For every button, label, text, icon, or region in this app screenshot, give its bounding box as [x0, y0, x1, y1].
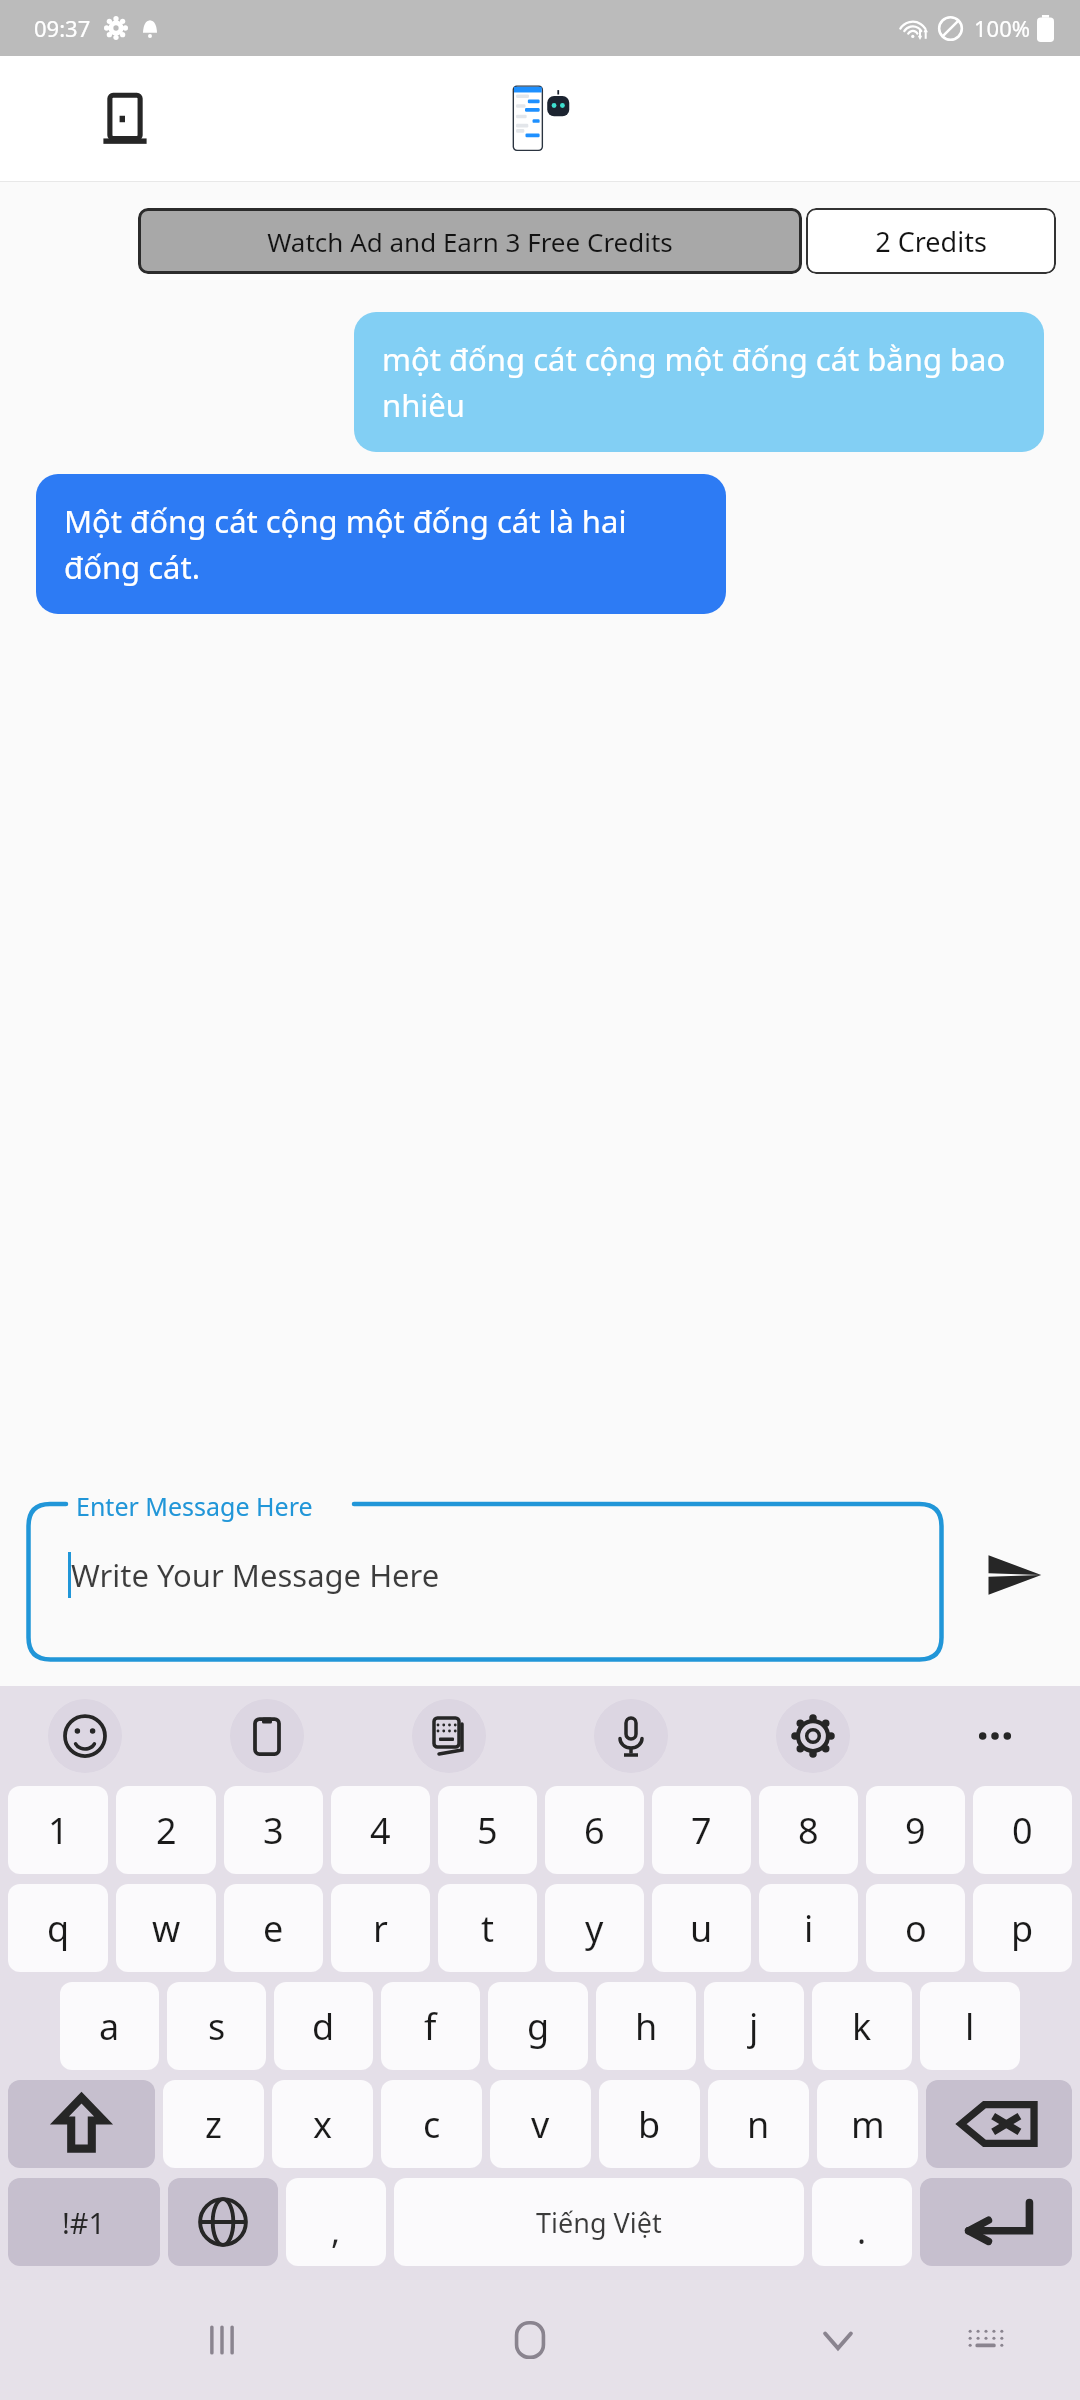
button[interactable]: r [331, 1884, 430, 1972]
button[interactable]: Enter [920, 2178, 1072, 2266]
staticText: m [851, 2100, 885, 2149]
button[interactable]: y [545, 1884, 644, 1972]
button[interactable]: Keyboard [940, 2294, 1032, 2386]
button[interactable]: 2 [116, 1786, 216, 1874]
staticText: r [373, 1904, 388, 1953]
button[interactable]: 4 [331, 1786, 430, 1874]
button[interactable]: , [286, 2178, 386, 2266]
button[interactable]: e [224, 1884, 323, 1972]
button[interactable]: Hide keyboard [792, 2294, 884, 2386]
staticText: 3 [263, 1806, 284, 1855]
button[interactable]: g [488, 1982, 588, 2070]
staticText: d [312, 2002, 335, 2051]
button[interactable]: c [381, 2080, 482, 2168]
button[interactable]: Recents [176, 2294, 268, 2386]
button[interactable]: 2 Credits [806, 208, 1056, 274]
staticText: Write Your Message Here [71, 1554, 440, 1596]
staticText: f [424, 2002, 437, 2051]
staticText: y [585, 1904, 604, 1953]
staticText: x [313, 2100, 333, 2149]
staticText: 5 [477, 1806, 498, 1855]
staticText: n [747, 2100, 770, 2149]
button[interactable]: z [163, 2080, 264, 2168]
button[interactable]: d [274, 1982, 373, 2070]
button[interactable]: t [438, 1884, 537, 1972]
staticText: 0 [1012, 1806, 1033, 1855]
staticText: q [47, 1904, 70, 1953]
staticText: l [965, 2002, 975, 2051]
staticText: 2 [156, 1806, 177, 1855]
button[interactable]: m [817, 2080, 918, 2168]
button[interactable]: Voice input [594, 1699, 668, 1773]
button[interactable]: . [812, 2178, 912, 2266]
staticText: 1 [48, 1806, 69, 1855]
button[interactable]: v [490, 2080, 591, 2168]
button[interactable]: Home [484, 2294, 576, 2386]
staticText: !#1 [62, 2203, 106, 2242]
button[interactable]: Chat bot [500, 79, 580, 159]
button[interactable]: n [708, 2080, 809, 2168]
button[interactable]: Watch Ad and Earn 3 Free Credits [138, 208, 802, 274]
button[interactable]: p [973, 1884, 1072, 1972]
staticText: Watch Ad and Earn 3 Free Credits [267, 224, 673, 259]
button[interactable]: Clipboard [230, 1699, 304, 1773]
staticText: w [152, 1904, 181, 1953]
staticText: i [804, 1904, 814, 1953]
staticText: o [905, 1904, 927, 1953]
button[interactable]: j [704, 1982, 804, 2070]
button[interactable]: 5 [438, 1786, 537, 1874]
staticText: 100% [974, 13, 1031, 43]
button[interactable]: 6 [545, 1786, 644, 1874]
button[interactable]: s [167, 1982, 266, 2070]
button[interactable]: w [116, 1884, 216, 1972]
button[interactable]: q [8, 1884, 108, 1972]
staticText: Enter Message Here [76, 1489, 313, 1523]
button[interactable]: Exit [92, 86, 158, 152]
button[interactable]: o [866, 1884, 965, 1972]
button[interactable]: b [599, 2080, 700, 2168]
button[interactable]: 7 [652, 1786, 751, 1874]
button[interactable]: x [272, 2080, 373, 2168]
staticText: 6 [584, 1806, 605, 1855]
button[interactable]: 8 [759, 1786, 858, 1874]
staticText: k [852, 2002, 872, 2051]
button[interactable]: l [920, 1982, 1020, 2070]
button[interactable]: i [759, 1884, 858, 1972]
staticText: h [635, 2002, 658, 2051]
button[interactable]: a [60, 1982, 159, 2070]
button[interactable]: Tiếng Việt [394, 2178, 804, 2266]
staticText: 9 [905, 1806, 926, 1855]
staticText: 2 Credits [875, 223, 987, 260]
button[interactable]: f [381, 1982, 480, 2070]
staticText: 4 [370, 1806, 391, 1855]
button[interactable]: k [812, 1982, 912, 2070]
staticText: g [527, 2002, 550, 2051]
button[interactable]: 9 [866, 1786, 965, 1874]
button[interactable]: 1 [8, 1786, 108, 1874]
staticText: một đống cát cộng một đống cát bằng bao … [382, 338, 1016, 426]
staticText: Một đống cát cộng một đống cát là hai đố… [64, 500, 698, 588]
button[interactable]: một đống cát cộng một đống cát bằng bao … [354, 312, 1044, 452]
staticText: c [423, 2100, 441, 2149]
button[interactable]: h [596, 1982, 696, 2070]
button[interactable]: 3 [224, 1786, 323, 1874]
button[interactable]: Keyboard settings [776, 1699, 850, 1773]
button[interactable]: u [652, 1884, 751, 1972]
button[interactable]: Keyboard layout [412, 1699, 486, 1773]
button[interactable]: Change language [168, 2178, 278, 2266]
button[interactable]: Một đống cát cộng một đống cát là hai đố… [36, 474, 726, 614]
staticText: z [205, 2100, 222, 2149]
staticText: . [857, 2208, 867, 2254]
staticText: Tiếng Việt [536, 2204, 662, 2241]
button[interactable]: Send [972, 1533, 1056, 1617]
button[interactable]: 0 [973, 1786, 1072, 1874]
button[interactable]: More options [958, 1699, 1032, 1773]
staticText: a [99, 2002, 120, 2051]
button[interactable]: Shift [8, 2080, 155, 2168]
button[interactable]: !#1 [8, 2178, 160, 2266]
staticText: , [331, 2208, 341, 2254]
button[interactable]: Backspace [926, 2080, 1072, 2168]
staticText: b [638, 2100, 661, 2149]
staticText: v [531, 2100, 550, 2149]
button[interactable]: Emoji [48, 1699, 122, 1773]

----------

● **Problem details**:
Extract every row containing the word "cộng", matching case exactly.

● **Finished task**:
staticText: một đống cát cộng một đống cát bằng bao … [382, 338, 1016, 426]
staticText: Một đống cát cộng một đống cát là hai đố… [64, 500, 698, 588]
button[interactable]: một đống cát cộng một đống cát bằng bao … [354, 312, 1044, 452]
button[interactable]: Một đống cát cộng một đống cát là hai đố… [36, 474, 726, 614]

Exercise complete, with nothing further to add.